**Exercise:**
Select and reproduce each line of the listing below that bears the string "subtitle".

[Recorded data]
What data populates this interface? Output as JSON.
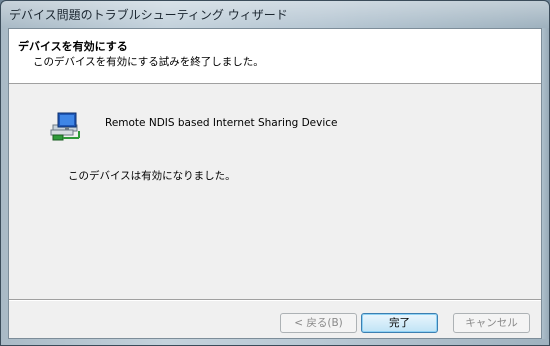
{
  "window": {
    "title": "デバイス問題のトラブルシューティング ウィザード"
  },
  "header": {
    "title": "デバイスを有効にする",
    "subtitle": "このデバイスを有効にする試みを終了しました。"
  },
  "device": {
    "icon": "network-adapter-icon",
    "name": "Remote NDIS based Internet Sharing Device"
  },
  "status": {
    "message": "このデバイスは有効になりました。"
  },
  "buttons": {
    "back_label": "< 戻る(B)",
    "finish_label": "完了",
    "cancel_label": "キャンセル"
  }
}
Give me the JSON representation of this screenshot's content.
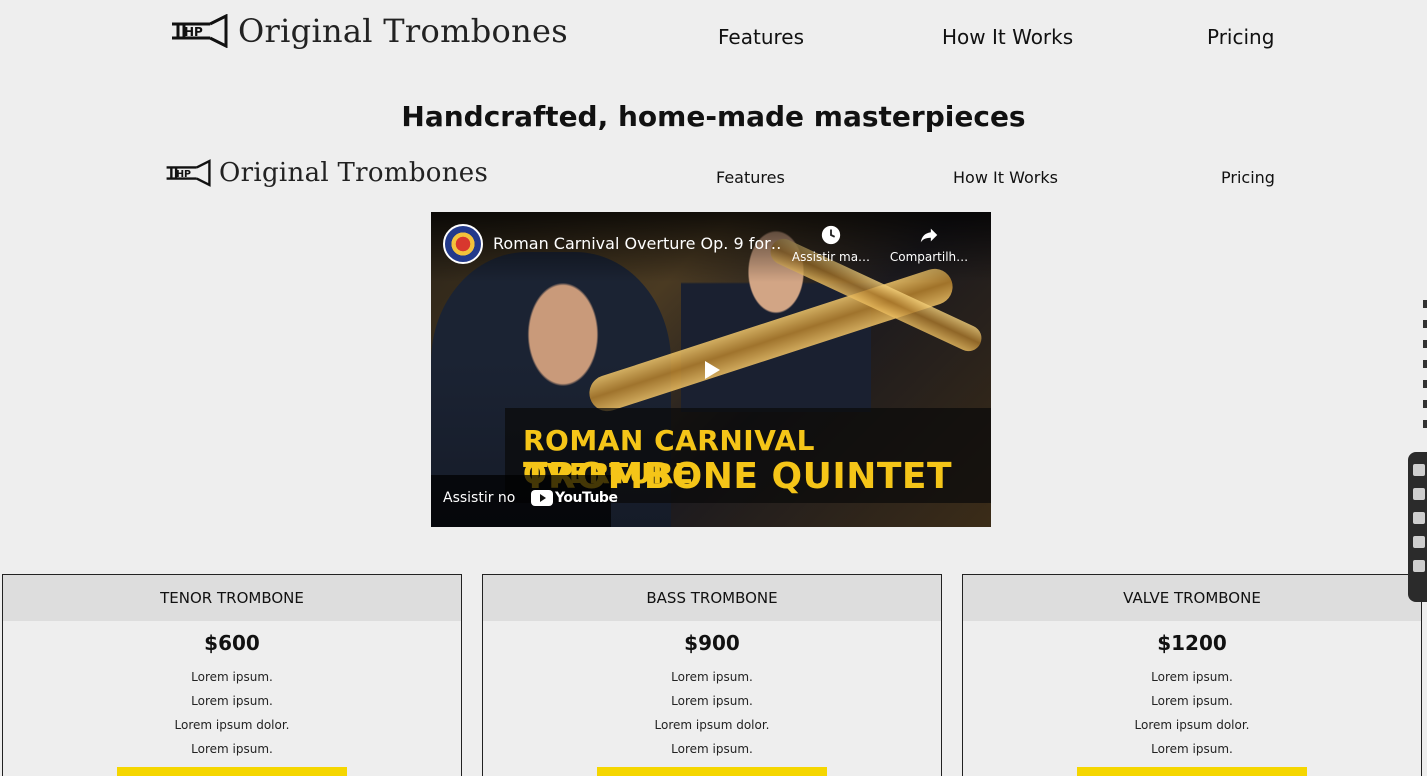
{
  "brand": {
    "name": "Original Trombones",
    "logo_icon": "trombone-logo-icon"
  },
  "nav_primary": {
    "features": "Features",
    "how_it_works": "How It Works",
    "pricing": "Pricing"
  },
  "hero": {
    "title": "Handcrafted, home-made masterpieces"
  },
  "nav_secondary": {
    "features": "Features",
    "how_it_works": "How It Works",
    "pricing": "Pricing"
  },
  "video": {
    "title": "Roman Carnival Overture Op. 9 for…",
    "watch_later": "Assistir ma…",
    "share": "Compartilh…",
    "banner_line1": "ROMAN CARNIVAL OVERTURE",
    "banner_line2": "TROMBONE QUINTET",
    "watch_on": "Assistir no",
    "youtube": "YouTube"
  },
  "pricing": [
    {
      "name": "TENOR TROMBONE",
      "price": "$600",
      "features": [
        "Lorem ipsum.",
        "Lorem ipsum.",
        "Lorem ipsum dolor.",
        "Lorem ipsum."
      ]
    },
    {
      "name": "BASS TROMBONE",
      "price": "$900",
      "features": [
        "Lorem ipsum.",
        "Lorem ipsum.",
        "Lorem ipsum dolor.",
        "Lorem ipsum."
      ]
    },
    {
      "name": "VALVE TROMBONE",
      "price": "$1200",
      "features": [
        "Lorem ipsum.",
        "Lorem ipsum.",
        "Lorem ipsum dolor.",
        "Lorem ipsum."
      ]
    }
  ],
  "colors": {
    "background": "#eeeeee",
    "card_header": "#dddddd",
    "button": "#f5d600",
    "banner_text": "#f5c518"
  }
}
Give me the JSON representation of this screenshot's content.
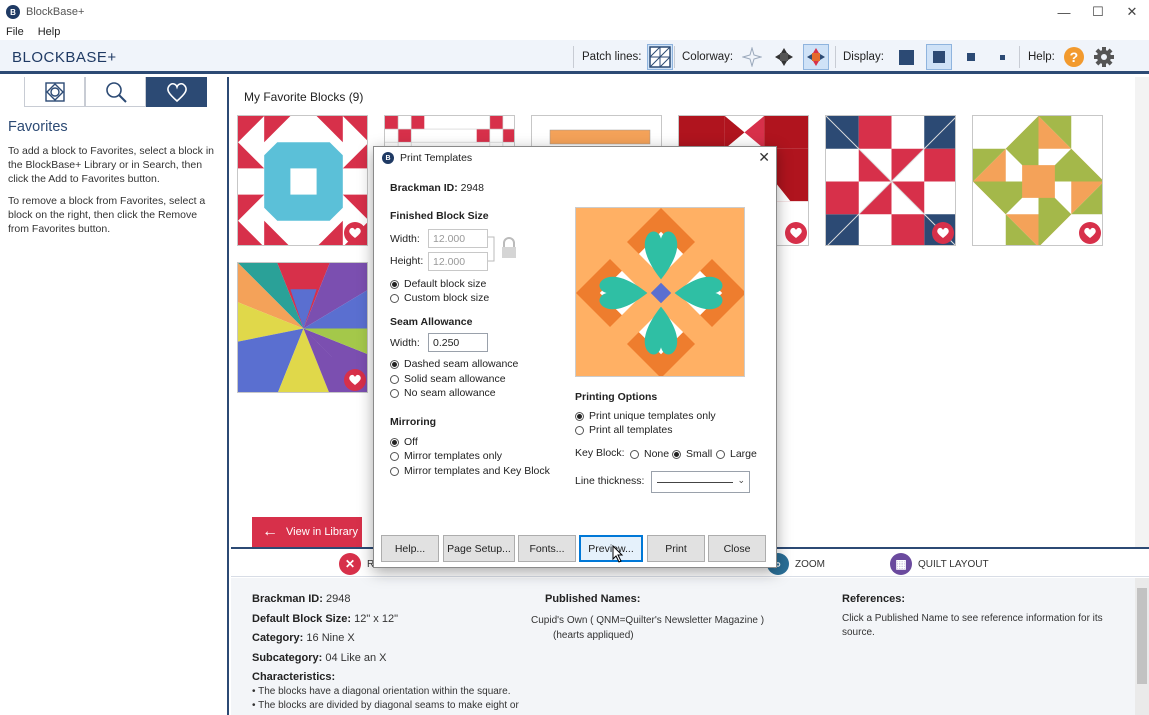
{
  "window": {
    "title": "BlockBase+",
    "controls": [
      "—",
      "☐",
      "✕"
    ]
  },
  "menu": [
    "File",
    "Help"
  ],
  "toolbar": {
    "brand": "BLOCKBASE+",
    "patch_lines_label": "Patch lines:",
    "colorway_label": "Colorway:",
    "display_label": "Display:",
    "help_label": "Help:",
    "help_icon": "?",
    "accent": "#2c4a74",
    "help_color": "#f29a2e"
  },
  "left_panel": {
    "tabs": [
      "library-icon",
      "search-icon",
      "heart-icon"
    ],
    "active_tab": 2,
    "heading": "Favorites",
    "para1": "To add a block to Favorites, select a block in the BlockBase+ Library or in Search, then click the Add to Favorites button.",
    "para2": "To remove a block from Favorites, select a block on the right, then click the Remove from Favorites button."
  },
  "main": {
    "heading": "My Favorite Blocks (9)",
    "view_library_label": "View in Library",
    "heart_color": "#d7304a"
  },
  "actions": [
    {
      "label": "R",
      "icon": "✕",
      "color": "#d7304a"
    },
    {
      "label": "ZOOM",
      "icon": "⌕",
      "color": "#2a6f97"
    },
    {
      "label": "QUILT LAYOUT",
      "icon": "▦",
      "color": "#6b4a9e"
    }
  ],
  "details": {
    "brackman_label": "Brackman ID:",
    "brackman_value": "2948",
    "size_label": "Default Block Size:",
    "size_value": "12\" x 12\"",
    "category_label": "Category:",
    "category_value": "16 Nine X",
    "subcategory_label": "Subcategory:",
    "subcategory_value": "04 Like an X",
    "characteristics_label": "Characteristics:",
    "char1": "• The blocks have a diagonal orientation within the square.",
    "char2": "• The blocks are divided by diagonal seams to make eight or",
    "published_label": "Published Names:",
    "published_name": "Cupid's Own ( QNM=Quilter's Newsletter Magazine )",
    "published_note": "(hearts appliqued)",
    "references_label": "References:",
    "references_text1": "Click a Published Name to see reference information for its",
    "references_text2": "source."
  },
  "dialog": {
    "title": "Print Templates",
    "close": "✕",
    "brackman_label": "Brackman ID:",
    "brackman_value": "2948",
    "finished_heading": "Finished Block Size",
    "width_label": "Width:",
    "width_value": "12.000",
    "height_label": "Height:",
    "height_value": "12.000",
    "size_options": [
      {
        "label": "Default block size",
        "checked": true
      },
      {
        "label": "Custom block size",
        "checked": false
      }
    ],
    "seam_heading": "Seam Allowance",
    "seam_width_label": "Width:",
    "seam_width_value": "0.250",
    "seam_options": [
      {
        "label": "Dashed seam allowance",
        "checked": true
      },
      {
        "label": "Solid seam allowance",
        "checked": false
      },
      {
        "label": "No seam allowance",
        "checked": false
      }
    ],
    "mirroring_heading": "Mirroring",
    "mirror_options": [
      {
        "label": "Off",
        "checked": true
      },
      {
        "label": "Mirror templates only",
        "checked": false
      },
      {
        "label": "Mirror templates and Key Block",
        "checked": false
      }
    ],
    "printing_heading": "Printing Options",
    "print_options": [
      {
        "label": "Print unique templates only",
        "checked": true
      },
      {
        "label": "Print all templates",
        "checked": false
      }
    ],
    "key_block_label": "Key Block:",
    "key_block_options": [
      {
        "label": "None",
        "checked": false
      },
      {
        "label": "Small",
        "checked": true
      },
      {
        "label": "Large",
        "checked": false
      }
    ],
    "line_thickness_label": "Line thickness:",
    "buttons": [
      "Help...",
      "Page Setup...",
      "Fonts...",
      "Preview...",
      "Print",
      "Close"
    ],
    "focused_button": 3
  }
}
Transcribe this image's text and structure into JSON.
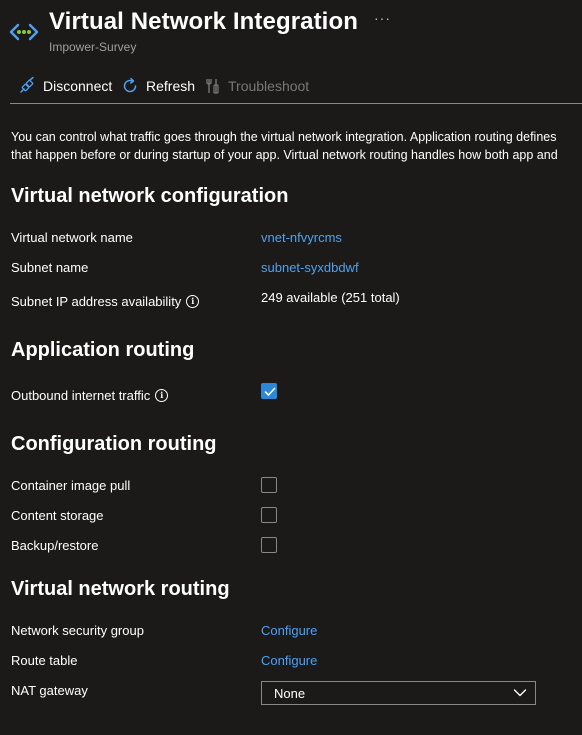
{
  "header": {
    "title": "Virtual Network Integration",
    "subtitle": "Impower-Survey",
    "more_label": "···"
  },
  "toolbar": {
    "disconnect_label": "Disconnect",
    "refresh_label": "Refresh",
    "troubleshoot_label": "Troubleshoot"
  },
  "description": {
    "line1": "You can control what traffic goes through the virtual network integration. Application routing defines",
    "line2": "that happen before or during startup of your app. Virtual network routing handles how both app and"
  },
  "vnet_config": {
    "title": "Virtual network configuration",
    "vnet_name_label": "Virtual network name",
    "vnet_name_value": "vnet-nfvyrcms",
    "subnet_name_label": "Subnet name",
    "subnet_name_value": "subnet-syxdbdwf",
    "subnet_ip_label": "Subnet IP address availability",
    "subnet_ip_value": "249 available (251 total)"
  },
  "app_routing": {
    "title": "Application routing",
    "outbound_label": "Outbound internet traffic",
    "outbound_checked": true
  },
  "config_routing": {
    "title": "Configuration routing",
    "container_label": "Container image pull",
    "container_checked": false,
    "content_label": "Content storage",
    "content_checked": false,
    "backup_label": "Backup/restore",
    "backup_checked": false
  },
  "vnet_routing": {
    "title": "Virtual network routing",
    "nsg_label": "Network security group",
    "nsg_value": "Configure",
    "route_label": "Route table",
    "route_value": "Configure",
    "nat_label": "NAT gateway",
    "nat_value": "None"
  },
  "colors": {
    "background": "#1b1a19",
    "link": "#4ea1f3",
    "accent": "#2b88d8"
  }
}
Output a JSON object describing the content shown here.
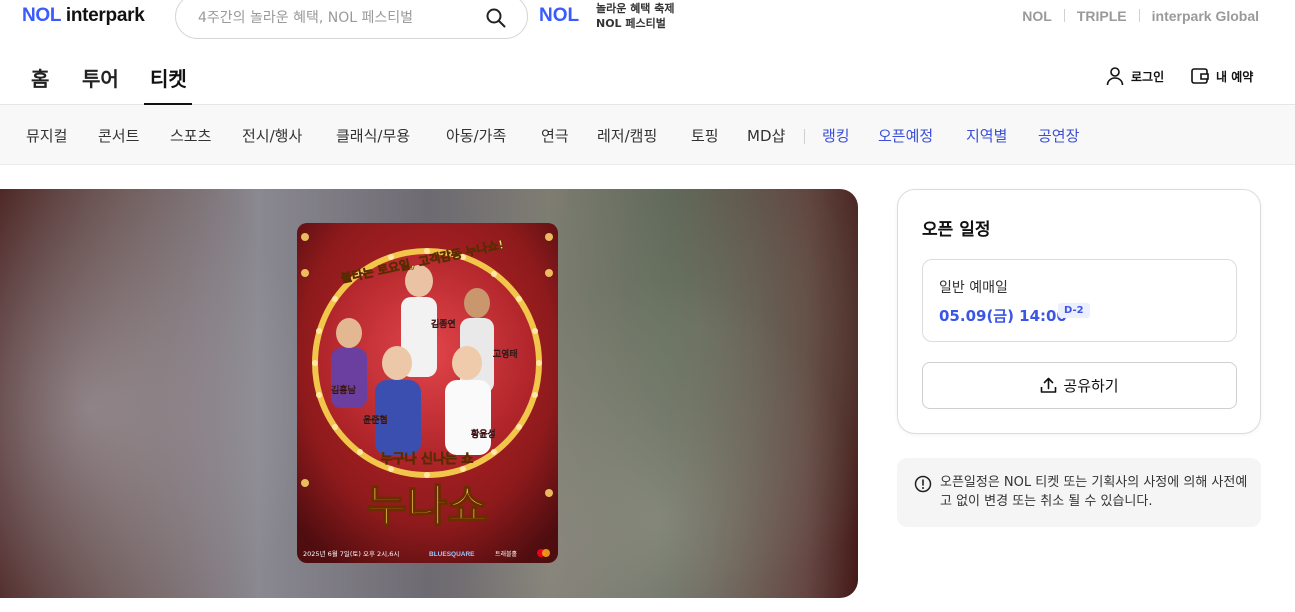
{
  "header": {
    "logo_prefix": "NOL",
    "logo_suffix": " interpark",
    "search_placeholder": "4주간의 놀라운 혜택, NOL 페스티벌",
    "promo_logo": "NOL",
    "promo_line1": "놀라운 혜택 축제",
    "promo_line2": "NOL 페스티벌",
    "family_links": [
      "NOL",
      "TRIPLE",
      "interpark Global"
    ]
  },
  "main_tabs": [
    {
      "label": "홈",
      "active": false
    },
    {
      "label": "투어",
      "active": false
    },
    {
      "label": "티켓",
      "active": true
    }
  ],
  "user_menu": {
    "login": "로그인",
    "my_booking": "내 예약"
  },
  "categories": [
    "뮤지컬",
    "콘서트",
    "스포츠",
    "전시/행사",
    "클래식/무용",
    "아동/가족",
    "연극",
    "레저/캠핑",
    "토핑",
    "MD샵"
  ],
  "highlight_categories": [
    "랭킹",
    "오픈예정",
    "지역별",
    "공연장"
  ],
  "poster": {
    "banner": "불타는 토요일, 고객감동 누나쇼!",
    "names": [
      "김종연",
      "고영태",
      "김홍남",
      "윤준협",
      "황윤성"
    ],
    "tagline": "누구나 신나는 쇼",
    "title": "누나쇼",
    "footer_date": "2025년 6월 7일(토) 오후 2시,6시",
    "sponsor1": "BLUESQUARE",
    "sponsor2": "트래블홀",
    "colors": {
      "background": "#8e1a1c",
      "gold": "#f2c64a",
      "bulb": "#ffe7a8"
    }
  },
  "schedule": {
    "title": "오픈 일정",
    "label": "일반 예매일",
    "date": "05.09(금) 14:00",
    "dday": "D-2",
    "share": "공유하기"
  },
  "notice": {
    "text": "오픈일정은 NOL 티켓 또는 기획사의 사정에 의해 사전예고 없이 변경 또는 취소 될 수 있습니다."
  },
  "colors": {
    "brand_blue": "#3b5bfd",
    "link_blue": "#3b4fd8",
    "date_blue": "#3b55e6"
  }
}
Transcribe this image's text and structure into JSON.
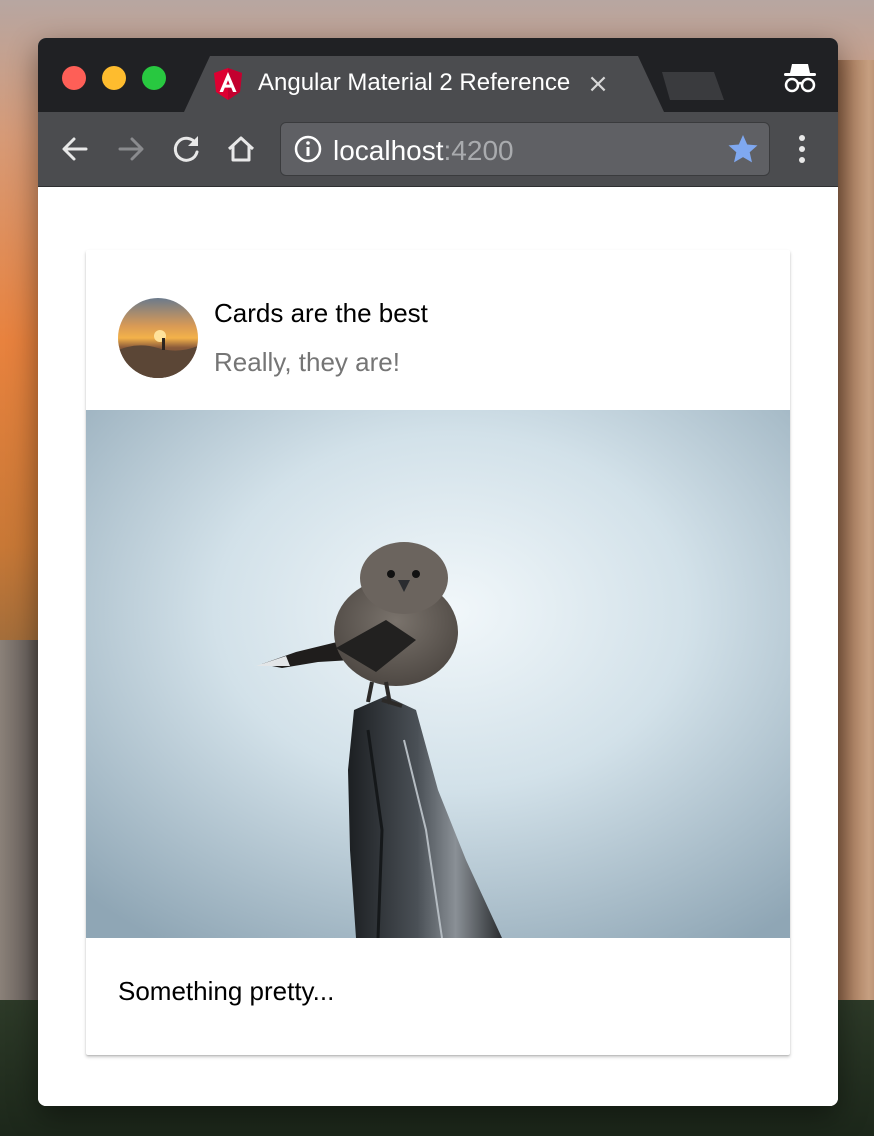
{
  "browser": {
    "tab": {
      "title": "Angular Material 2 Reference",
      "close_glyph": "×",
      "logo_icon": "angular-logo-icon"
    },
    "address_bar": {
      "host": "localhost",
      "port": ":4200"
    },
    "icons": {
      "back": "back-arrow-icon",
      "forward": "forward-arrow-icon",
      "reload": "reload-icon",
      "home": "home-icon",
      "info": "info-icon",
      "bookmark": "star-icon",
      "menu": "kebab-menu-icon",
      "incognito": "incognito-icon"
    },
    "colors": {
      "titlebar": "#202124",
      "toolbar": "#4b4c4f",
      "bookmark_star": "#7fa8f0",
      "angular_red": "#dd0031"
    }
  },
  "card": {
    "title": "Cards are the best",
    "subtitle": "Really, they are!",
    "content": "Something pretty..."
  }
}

**Solution:**
    "subtitle": "このデバイスを有効にする試みを終了しました。"
    "subtitle": "Impower-Survey",
    "subtitle": "Really, they are!",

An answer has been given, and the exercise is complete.